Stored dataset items
◆ ◆ ◆ ◆

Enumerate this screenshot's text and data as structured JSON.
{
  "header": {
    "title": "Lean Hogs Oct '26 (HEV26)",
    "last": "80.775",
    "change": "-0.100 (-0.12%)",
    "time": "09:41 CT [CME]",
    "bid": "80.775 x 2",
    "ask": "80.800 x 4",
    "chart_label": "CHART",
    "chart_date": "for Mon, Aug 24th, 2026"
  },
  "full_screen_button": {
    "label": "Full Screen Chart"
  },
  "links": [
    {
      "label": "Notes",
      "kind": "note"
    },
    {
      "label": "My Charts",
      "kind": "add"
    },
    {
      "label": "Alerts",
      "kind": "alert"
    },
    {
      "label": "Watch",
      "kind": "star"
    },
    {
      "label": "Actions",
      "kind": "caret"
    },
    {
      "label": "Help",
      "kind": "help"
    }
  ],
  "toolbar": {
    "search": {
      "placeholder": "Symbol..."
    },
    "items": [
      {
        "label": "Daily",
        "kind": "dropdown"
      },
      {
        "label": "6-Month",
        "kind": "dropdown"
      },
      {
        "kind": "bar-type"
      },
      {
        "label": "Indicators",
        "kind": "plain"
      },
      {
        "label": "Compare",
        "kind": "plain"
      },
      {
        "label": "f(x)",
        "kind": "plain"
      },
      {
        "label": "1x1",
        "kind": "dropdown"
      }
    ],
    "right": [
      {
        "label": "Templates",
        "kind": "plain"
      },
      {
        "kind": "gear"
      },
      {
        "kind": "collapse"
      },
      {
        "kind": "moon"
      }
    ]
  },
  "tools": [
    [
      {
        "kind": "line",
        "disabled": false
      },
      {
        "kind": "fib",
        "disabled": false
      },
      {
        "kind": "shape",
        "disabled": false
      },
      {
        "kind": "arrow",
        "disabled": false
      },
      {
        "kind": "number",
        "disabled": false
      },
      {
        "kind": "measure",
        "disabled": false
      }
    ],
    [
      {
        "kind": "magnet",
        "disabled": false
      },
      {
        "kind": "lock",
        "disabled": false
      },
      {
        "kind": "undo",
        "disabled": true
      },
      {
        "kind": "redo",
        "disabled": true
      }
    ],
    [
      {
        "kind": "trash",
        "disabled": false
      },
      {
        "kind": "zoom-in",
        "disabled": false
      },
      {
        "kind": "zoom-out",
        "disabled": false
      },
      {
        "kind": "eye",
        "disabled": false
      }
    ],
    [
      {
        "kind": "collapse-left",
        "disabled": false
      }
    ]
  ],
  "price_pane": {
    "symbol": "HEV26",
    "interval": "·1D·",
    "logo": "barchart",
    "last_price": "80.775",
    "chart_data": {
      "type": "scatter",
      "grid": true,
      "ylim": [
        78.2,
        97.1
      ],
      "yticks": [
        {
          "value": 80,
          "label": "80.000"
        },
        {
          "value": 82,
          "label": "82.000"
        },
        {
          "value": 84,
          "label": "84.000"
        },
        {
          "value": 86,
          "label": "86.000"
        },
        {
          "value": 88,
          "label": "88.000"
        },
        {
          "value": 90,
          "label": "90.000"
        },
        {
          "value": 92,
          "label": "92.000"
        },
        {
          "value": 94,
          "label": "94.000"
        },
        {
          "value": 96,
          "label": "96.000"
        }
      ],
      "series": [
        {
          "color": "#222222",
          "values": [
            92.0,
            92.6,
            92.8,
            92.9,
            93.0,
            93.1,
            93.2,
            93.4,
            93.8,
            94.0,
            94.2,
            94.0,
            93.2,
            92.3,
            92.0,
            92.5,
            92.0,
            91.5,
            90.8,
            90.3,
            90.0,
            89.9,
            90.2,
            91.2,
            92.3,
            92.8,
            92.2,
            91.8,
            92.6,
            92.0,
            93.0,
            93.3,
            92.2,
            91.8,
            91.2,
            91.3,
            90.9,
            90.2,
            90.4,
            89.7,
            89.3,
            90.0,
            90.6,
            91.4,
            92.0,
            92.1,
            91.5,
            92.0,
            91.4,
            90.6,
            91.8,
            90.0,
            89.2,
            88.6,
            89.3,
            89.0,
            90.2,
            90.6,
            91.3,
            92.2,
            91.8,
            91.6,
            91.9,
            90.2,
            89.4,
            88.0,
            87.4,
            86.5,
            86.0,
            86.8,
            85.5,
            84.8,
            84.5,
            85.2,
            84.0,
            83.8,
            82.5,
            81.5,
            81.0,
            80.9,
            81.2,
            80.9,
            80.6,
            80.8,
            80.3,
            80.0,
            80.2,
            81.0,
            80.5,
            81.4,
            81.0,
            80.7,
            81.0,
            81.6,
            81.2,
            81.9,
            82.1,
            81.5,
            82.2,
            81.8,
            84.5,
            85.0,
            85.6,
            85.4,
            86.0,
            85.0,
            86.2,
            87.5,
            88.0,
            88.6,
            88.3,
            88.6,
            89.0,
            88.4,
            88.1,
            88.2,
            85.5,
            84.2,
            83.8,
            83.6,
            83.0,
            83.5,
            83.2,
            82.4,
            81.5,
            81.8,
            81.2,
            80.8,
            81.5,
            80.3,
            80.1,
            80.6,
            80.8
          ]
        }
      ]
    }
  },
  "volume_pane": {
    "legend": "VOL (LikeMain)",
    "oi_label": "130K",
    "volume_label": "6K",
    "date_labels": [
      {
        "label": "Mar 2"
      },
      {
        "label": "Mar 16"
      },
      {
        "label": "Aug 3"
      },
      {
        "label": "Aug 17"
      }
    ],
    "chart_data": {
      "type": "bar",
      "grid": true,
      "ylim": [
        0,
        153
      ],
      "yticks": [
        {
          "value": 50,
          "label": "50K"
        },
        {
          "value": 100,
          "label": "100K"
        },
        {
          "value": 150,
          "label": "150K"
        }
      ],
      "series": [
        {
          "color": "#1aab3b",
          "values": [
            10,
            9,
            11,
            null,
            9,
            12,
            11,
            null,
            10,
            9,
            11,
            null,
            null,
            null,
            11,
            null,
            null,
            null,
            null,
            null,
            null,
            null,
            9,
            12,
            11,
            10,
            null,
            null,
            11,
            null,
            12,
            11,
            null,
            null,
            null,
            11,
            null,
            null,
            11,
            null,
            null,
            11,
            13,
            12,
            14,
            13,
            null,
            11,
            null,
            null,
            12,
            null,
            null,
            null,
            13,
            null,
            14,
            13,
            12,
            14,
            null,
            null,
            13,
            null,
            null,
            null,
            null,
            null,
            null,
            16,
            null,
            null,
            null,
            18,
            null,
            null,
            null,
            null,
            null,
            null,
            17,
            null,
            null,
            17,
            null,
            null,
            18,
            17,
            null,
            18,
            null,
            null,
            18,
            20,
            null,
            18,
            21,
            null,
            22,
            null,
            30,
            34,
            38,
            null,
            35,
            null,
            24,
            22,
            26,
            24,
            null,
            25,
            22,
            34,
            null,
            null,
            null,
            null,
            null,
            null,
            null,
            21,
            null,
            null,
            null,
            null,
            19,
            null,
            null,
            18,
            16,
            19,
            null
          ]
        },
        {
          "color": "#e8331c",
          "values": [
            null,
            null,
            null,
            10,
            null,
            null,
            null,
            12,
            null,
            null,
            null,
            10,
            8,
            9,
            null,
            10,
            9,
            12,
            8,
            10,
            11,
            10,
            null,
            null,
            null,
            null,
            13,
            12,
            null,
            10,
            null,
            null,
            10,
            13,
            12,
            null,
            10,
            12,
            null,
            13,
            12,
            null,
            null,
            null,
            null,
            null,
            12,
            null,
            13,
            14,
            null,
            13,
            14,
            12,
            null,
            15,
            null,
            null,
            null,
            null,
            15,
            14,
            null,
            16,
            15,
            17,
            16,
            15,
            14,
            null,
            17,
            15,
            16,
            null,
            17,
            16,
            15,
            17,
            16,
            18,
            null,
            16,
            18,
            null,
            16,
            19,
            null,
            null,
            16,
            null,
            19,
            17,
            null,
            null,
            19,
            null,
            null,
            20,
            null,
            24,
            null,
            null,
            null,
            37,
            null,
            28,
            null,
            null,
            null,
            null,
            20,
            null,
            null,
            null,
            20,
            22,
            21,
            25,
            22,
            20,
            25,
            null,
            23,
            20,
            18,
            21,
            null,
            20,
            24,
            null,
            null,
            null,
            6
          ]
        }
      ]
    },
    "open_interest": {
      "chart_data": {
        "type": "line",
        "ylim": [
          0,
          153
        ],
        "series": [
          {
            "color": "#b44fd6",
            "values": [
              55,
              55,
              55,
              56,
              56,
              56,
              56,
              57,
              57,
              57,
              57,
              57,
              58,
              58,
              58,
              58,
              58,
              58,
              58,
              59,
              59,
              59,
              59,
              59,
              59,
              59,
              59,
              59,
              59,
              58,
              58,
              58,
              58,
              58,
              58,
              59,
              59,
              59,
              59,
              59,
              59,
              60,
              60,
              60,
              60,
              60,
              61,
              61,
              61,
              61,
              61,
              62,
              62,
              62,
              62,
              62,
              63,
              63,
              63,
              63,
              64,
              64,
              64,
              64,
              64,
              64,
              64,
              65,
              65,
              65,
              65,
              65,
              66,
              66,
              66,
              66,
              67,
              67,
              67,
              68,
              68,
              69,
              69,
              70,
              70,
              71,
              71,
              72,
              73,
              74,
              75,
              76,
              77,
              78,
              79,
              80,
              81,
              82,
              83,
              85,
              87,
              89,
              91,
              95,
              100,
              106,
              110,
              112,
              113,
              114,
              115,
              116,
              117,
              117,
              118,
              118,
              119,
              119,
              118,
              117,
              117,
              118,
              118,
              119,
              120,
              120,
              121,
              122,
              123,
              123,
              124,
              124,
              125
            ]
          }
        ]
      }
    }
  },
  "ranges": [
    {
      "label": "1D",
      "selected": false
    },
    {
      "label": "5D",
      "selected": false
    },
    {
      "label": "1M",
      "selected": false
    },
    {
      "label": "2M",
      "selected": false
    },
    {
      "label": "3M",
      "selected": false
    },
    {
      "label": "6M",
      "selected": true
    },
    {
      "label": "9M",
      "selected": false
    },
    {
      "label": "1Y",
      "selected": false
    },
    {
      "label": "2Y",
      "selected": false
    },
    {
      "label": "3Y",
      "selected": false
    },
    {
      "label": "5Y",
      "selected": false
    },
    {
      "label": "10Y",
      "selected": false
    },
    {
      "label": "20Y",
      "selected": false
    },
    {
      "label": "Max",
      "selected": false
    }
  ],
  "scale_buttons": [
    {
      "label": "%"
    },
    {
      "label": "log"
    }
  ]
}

◆ ◆ ◆ ◆

= Problem to solve =
Scan the entries above. Copy each line that has the string "color".

= Correct response =
          "color": "#222222",
          "color": "#1aab3b",
          "color": "#e8331c",
            "color": "#b44fd6",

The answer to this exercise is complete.